**Excerpted data**
• • • • • • •

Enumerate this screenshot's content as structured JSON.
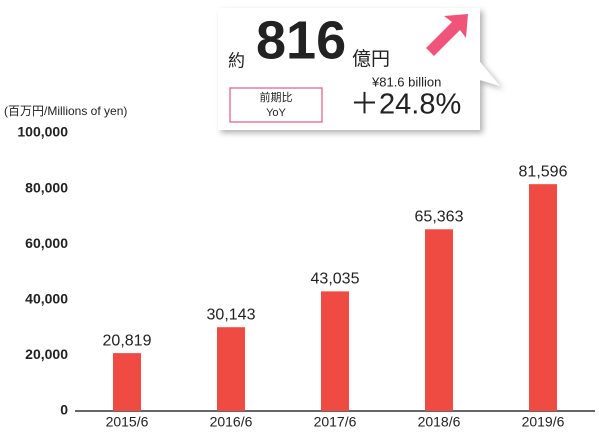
{
  "chart_data": {
    "type": "bar",
    "axis_label": "(百万円/Millions of yen)",
    "categories": [
      "2015/6",
      "2016/6",
      "2017/6",
      "2018/6",
      "2019/6"
    ],
    "values": [
      20819,
      30143,
      43035,
      65363,
      81596
    ],
    "value_labels": [
      "20,819",
      "30,143",
      "43,035",
      "65,363",
      "81,596"
    ],
    "color": "#ef4b43",
    "ylim": [
      0,
      100000
    ],
    "yticks": [
      0,
      {
        "value": 20000,
        "label": "20,000"
      },
      {
        "value": 40000,
        "label": "40,000"
      },
      {
        "value": 60000,
        "label": "60,000"
      },
      {
        "value": 80000,
        "label": "80,000"
      },
      {
        "value": 100000,
        "label": "100,000"
      }
    ],
    "grid": false,
    "callout": {
      "prefix": "約",
      "number": "816",
      "unit": "億円",
      "english": "¥81.6 billion",
      "yoy_ja": "前期比",
      "yoy_en": "YoY",
      "growth": "＋24.8%"
    }
  }
}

• • • • • • •

**What is expected**
Reproduce every record above exactly, but leave out the pictures.

**Complete answer**
Enumerate this screenshot's content as structured JSON.
{
  "chart_data": {
    "type": "bar",
    "axis_label": "(百万円/Millions of yen)",
    "categories": [
      "2015/6",
      "2016/6",
      "2017/6",
      "2018/6",
      "2019/6"
    ],
    "values": [
      20819,
      30143,
      43035,
      65363,
      81596
    ],
    "value_labels": [
      "20,819",
      "30,143",
      "43,035",
      "65,363",
      "81,596"
    ],
    "color": "#ef4b43",
    "ylim": [
      0,
      100000
    ],
    "yticks": [
      0,
      {
        "value": 20000,
        "label": "20,000"
      },
      {
        "value": 40000,
        "label": "40,000"
      },
      {
        "value": 60000,
        "label": "60,000"
      },
      {
        "value": 80000,
        "label": "80,000"
      },
      {
        "value": 100000,
        "label": "100,000"
      }
    ],
    "grid": false,
    "callout": {
      "prefix": "約",
      "number": "816",
      "unit": "億円",
      "english": "¥81.6 billion",
      "yoy_ja": "前期比",
      "yoy_en": "YoY",
      "growth": "＋24.8%"
    }
  }
}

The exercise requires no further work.